* BEGIN The data *

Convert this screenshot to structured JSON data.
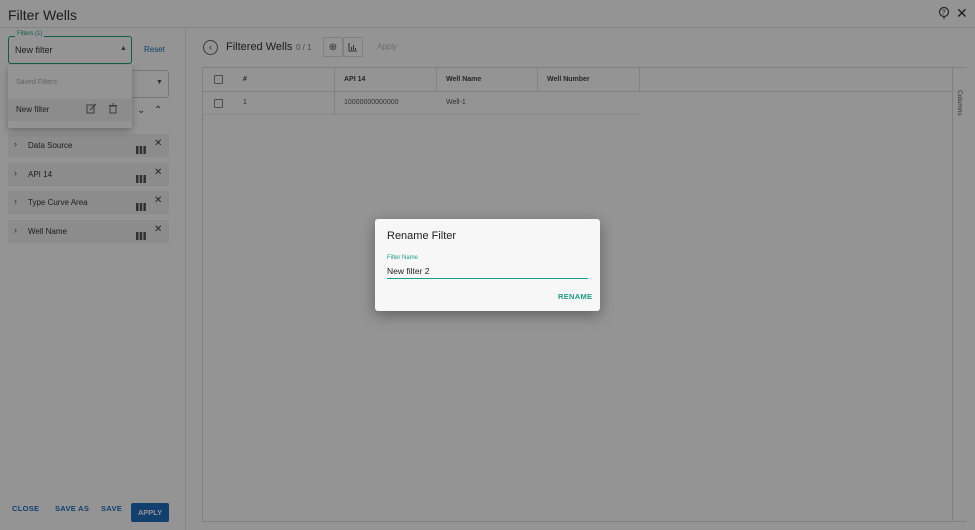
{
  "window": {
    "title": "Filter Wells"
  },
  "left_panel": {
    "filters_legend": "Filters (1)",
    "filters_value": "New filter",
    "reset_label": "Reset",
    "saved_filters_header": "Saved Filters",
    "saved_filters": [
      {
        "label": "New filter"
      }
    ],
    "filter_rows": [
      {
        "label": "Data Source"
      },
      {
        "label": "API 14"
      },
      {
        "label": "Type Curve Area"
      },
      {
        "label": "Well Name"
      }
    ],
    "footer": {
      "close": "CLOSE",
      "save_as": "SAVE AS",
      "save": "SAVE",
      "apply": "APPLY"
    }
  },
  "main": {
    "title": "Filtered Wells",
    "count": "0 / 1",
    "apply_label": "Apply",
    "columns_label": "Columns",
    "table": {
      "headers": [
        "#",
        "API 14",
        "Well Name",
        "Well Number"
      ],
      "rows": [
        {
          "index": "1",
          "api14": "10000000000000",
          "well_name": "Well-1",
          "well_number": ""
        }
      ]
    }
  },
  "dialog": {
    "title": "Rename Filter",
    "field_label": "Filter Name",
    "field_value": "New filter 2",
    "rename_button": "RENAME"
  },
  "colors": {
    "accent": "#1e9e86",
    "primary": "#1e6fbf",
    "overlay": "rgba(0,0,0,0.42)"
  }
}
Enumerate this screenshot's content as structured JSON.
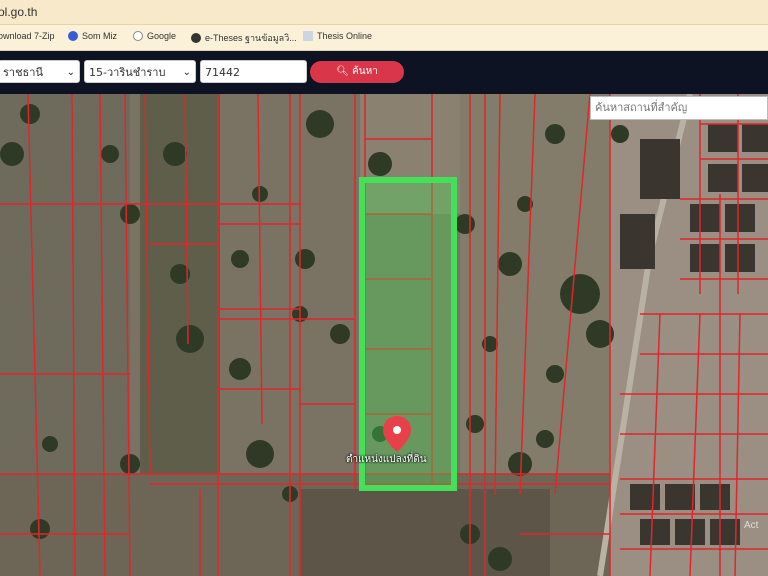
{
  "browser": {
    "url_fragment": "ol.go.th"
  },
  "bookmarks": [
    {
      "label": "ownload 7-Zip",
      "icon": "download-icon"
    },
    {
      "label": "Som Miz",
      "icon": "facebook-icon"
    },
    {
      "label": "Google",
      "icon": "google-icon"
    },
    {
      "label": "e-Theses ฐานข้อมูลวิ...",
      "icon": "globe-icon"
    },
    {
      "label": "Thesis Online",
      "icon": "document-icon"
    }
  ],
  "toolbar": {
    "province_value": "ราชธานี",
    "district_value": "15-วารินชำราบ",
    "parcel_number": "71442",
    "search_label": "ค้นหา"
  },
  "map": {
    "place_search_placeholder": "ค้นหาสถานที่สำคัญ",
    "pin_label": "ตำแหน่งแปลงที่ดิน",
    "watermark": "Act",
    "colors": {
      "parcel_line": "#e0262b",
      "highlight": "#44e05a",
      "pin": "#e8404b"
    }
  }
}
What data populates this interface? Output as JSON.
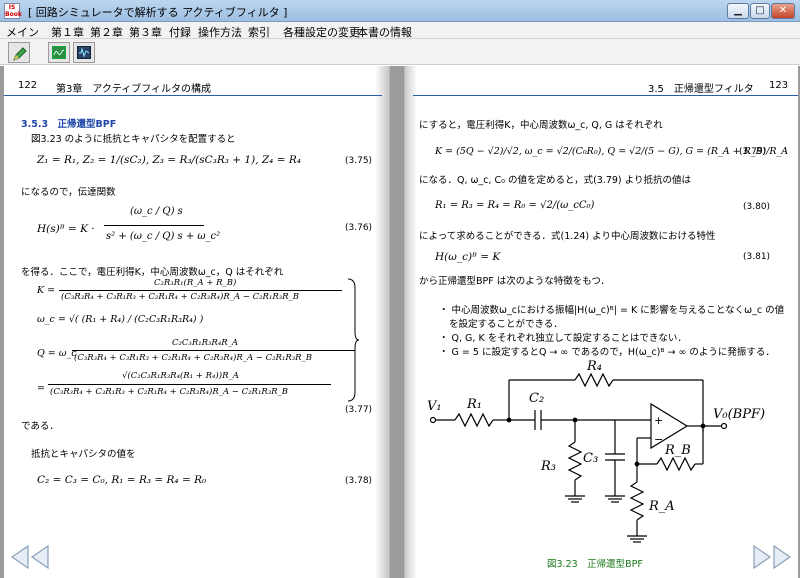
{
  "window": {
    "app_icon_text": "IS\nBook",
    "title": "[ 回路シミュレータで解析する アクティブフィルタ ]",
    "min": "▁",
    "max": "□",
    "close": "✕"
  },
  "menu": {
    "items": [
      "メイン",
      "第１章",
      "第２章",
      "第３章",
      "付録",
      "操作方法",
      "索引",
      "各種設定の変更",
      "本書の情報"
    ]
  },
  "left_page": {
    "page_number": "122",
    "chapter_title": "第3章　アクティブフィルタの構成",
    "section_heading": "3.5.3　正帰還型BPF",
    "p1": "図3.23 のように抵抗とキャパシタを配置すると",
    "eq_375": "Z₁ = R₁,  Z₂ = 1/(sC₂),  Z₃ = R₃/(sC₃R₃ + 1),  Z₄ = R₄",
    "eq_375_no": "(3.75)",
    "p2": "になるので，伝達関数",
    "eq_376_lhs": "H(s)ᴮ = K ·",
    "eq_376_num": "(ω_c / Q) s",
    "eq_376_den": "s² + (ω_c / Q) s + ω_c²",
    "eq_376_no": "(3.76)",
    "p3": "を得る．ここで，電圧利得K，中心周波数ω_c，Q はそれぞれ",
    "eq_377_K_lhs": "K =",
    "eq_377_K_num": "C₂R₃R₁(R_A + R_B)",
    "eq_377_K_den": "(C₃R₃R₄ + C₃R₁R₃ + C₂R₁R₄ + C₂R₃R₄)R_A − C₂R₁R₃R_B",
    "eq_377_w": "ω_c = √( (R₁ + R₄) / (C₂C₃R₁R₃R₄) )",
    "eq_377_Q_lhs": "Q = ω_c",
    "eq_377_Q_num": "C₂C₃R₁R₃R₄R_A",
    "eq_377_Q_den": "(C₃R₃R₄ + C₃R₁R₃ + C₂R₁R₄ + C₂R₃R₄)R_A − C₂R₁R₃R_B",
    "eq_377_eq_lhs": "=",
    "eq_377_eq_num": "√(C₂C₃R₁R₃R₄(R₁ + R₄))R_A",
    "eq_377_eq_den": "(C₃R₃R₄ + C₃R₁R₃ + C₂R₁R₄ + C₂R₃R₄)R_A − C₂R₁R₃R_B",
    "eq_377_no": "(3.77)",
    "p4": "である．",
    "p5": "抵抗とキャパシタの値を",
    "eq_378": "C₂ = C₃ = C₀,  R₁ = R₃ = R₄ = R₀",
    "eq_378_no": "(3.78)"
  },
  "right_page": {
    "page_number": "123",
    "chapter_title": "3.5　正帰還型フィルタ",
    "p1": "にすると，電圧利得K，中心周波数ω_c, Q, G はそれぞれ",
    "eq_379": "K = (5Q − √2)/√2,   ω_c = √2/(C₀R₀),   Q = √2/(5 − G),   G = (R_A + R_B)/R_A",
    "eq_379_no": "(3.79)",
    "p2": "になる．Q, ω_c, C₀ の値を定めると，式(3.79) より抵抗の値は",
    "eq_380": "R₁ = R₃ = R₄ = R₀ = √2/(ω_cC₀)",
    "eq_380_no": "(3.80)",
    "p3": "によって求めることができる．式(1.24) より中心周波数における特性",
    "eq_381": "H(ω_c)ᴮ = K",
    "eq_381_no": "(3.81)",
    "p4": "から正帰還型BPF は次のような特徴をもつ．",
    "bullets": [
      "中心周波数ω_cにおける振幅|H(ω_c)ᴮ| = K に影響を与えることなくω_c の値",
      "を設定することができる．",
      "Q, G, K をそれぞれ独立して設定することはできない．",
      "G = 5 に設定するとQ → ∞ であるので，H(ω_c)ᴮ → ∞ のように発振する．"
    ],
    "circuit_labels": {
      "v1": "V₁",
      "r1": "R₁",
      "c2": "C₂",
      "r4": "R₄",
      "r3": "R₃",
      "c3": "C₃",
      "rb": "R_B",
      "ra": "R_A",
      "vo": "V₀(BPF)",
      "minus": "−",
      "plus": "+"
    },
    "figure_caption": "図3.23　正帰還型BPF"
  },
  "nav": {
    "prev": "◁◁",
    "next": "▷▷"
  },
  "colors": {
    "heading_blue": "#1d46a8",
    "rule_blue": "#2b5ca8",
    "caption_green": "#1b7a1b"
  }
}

* END The data *

Which lines hold the word "this"? Copy every one of them.

Convert this screenshot to structured JSON data.
Enumerate this screenshot's content as structured JSON.
What data populates this interface? Output as JSON.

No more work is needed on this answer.